=== RECORDS PROVIDED ===
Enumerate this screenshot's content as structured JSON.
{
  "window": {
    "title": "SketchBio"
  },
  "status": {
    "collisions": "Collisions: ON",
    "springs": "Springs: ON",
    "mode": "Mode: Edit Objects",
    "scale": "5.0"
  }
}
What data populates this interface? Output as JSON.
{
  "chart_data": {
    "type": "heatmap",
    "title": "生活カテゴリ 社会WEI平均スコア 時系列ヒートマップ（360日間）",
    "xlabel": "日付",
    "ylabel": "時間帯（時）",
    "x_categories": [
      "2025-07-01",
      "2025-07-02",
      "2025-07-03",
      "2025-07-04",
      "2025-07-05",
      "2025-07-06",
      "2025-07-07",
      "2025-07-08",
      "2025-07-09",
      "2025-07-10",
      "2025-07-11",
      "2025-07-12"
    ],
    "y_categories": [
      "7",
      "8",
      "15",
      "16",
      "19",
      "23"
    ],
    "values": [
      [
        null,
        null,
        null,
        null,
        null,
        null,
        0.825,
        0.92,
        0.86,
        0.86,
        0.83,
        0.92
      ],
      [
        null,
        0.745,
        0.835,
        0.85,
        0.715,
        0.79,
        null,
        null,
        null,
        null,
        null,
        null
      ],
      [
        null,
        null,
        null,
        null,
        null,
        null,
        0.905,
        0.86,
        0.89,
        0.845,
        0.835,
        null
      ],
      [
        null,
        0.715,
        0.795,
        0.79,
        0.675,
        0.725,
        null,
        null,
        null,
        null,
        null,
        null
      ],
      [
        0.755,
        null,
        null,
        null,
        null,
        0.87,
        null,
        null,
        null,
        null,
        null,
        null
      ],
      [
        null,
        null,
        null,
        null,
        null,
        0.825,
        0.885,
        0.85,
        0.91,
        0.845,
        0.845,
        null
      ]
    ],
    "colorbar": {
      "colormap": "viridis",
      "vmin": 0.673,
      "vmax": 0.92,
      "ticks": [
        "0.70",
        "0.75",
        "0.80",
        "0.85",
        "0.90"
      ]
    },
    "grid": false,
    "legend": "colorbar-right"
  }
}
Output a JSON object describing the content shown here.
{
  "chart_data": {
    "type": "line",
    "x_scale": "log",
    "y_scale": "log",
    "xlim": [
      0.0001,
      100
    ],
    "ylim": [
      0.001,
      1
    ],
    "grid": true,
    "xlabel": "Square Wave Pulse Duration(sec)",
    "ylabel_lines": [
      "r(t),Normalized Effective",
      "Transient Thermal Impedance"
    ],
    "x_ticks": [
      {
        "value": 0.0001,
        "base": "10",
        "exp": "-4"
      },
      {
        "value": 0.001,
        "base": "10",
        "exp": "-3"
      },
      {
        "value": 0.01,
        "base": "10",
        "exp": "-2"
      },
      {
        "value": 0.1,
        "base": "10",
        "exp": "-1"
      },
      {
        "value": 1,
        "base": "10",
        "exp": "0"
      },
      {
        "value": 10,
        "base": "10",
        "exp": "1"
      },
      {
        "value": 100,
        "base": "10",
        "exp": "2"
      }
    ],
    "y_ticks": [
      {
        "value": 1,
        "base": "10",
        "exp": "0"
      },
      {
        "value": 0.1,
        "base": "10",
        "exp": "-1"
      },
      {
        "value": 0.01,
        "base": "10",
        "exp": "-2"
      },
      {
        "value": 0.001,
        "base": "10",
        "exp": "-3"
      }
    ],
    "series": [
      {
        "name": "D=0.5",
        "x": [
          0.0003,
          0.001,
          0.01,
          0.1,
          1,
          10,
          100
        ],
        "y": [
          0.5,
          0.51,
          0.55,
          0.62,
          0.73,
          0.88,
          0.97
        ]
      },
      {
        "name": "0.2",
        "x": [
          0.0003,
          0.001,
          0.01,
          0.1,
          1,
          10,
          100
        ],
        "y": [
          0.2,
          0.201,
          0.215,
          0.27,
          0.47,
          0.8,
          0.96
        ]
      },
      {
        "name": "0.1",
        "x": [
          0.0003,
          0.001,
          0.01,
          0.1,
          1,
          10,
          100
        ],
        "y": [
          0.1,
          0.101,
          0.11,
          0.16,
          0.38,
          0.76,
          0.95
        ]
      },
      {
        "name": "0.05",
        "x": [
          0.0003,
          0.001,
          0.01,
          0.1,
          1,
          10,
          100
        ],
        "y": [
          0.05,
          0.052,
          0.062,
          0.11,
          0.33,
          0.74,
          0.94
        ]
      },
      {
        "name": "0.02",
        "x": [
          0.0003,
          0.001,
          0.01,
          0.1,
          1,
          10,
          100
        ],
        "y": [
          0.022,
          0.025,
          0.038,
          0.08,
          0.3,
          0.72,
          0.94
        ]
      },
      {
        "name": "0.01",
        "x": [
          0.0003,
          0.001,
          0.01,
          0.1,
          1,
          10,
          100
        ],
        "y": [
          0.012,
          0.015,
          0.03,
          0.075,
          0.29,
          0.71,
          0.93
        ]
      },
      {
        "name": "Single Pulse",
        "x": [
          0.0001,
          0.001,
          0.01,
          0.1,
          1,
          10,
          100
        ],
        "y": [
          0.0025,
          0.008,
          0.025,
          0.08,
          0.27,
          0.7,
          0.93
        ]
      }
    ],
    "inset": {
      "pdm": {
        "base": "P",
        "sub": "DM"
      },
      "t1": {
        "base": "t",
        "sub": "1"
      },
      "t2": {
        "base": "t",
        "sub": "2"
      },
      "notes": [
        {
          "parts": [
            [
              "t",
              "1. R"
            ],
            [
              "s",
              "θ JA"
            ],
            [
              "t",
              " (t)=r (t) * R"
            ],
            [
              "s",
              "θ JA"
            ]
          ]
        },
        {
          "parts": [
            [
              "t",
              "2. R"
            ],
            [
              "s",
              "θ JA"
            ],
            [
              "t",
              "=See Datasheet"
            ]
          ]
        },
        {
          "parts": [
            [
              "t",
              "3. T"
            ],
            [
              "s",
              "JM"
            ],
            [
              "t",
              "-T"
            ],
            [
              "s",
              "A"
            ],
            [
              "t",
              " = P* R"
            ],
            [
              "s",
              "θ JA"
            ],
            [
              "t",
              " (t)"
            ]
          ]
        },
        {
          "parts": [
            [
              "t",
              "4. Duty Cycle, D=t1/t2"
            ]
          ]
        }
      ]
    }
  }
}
===
### REQUEST
From the listing above, extract all records word for word.

### SOLUTION FOR THIS PROBLEM
Enumerate this screenshot's content as structured JSON.
{
  "window": {
    "title": "SketchBio"
  },
  "status": {
    "collisions": "Collisions: ON",
    "springs": "Springs: ON",
    "mode": "Mode: Edit Objects",
    "scale": "5.0"
  }
}
What data populates this interface? Output as JSON.
{
  "chart_data": {
    "type": "heatmap",
    "title": "生活カテゴリ 社会WEI平均スコア 時系列ヒートマップ（360日間）",
    "xlabel": "日付",
    "ylabel": "時間帯（時）",
    "x_categories": [
      "2025-07-01",
      "2025-07-02",
      "2025-07-03",
      "2025-07-04",
      "2025-07-05",
      "2025-07-06",
      "2025-07-07",
      "2025-07-08",
      "2025-07-09",
      "2025-07-10",
      "2025-07-11",
      "2025-07-12"
    ],
    "y_categories": [
      "7",
      "8",
      "15",
      "16",
      "19",
      "23"
    ],
    "values": [
      [
        null,
        null,
        null,
        null,
        null,
        null,
        0.825,
        0.92,
        0.86,
        0.86,
        0.83,
        0.92
      ],
      [
        null,
        0.745,
        0.835,
        0.85,
        0.715,
        0.79,
        null,
        null,
        null,
        null,
        null,
        null
      ],
      [
        null,
        null,
        null,
        null,
        null,
        null,
        0.905,
        0.86,
        0.89,
        0.845,
        0.835,
        null
      ],
      [
        null,
        0.715,
        0.795,
        0.79,
        0.675,
        0.725,
        null,
        null,
        null,
        null,
        null,
        null
      ],
      [
        0.755,
        null,
        null,
        null,
        null,
        0.87,
        null,
        null,
        null,
        null,
        null,
        null
      ],
      [
        null,
        null,
        null,
        null,
        null,
        0.825,
        0.885,
        0.85,
        0.91,
        0.845,
        0.845,
        null
      ]
    ],
    "colorbar": {
      "colormap": "viridis",
      "vmin": 0.673,
      "vmax": 0.92,
      "ticks": [
        "0.70",
        "0.75",
        "0.80",
        "0.85",
        "0.90"
      ]
    },
    "grid": false,
    "legend": "colorbar-right"
  }
}
Output a JSON object describing the content shown here.
{
  "chart_data": {
    "type": "line",
    "x_scale": "log",
    "y_scale": "log",
    "xlim": [
      0.0001,
      100
    ],
    "ylim": [
      0.001,
      1
    ],
    "grid": true,
    "xlabel": "Square Wave Pulse Duration(sec)",
    "ylabel_lines": [
      "r(t),Normalized Effective",
      "Transient Thermal Impedance"
    ],
    "x_ticks": [
      {
        "value": 0.0001,
        "base": "10",
        "exp": "-4"
      },
      {
        "value": 0.001,
        "base": "10",
        "exp": "-3"
      },
      {
        "value": 0.01,
        "base": "10",
        "exp": "-2"
      },
      {
        "value": 0.1,
        "base": "10",
        "exp": "-1"
      },
      {
        "value": 1,
        "base": "10",
        "exp": "0"
      },
      {
        "value": 10,
        "base": "10",
        "exp": "1"
      },
      {
        "value": 100,
        "base": "10",
        "exp": "2"
      }
    ],
    "y_ticks": [
      {
        "value": 1,
        "base": "10",
        "exp": "0"
      },
      {
        "value": 0.1,
        "base": "10",
        "exp": "-1"
      },
      {
        "value": 0.01,
        "base": "10",
        "exp": "-2"
      },
      {
        "value": 0.001,
        "base": "10",
        "exp": "-3"
      }
    ],
    "series": [
      {
        "name": "D=0.5",
        "x": [
          0.0003,
          0.001,
          0.01,
          0.1,
          1,
          10,
          100
        ],
        "y": [
          0.5,
          0.51,
          0.55,
          0.62,
          0.73,
          0.88,
          0.97
        ]
      },
      {
        "name": "0.2",
        "x": [
          0.0003,
          0.001,
          0.01,
          0.1,
          1,
          10,
          100
        ],
        "y": [
          0.2,
          0.201,
          0.215,
          0.27,
          0.47,
          0.8,
          0.96
        ]
      },
      {
        "name": "0.1",
        "x": [
          0.0003,
          0.001,
          0.01,
          0.1,
          1,
          10,
          100
        ],
        "y": [
          0.1,
          0.101,
          0.11,
          0.16,
          0.38,
          0.76,
          0.95
        ]
      },
      {
        "name": "0.05",
        "x": [
          0.0003,
          0.001,
          0.01,
          0.1,
          1,
          10,
          100
        ],
        "y": [
          0.05,
          0.052,
          0.062,
          0.11,
          0.33,
          0.74,
          0.94
        ]
      },
      {
        "name": "0.02",
        "x": [
          0.0003,
          0.001,
          0.01,
          0.1,
          1,
          10,
          100
        ],
        "y": [
          0.022,
          0.025,
          0.038,
          0.08,
          0.3,
          0.72,
          0.94
        ]
      },
      {
        "name": "0.01",
        "x": [
          0.0003,
          0.001,
          0.01,
          0.1,
          1,
          10,
          100
        ],
        "y": [
          0.012,
          0.015,
          0.03,
          0.075,
          0.29,
          0.71,
          0.93
        ]
      },
      {
        "name": "Single Pulse",
        "x": [
          0.0001,
          0.001,
          0.01,
          0.1,
          1,
          10,
          100
        ],
        "y": [
          0.0025,
          0.008,
          0.025,
          0.08,
          0.27,
          0.7,
          0.93
        ]
      }
    ],
    "inset": {
      "pdm": {
        "base": "P",
        "sub": "DM"
      },
      "t1": {
        "base": "t",
        "sub": "1"
      },
      "t2": {
        "base": "t",
        "sub": "2"
      },
      "notes": [
        {
          "parts": [
            [
              "t",
              "1. R"
            ],
            [
              "s",
              "θ JA"
            ],
            [
              "t",
              " (t)=r (t) * R"
            ],
            [
              "s",
              "θ JA"
            ]
          ]
        },
        {
          "parts": [
            [
              "t",
              "2. R"
            ],
            [
              "s",
              "θ JA"
            ],
            [
              "t",
              "=See Datasheet"
            ]
          ]
        },
        {
          "parts": [
            [
              "t",
              "3. T"
            ],
            [
              "s",
              "JM"
            ],
            [
              "t",
              "-T"
            ],
            [
              "s",
              "A"
            ],
            [
              "t",
              " = P* R"
            ],
            [
              "s",
              "θ JA"
            ],
            [
              "t",
              " (t)"
            ]
          ]
        },
        {
          "parts": [
            [
              "t",
              "4. Duty Cycle, D=t1/t2"
            ]
          ]
        }
      ]
    }
  }
}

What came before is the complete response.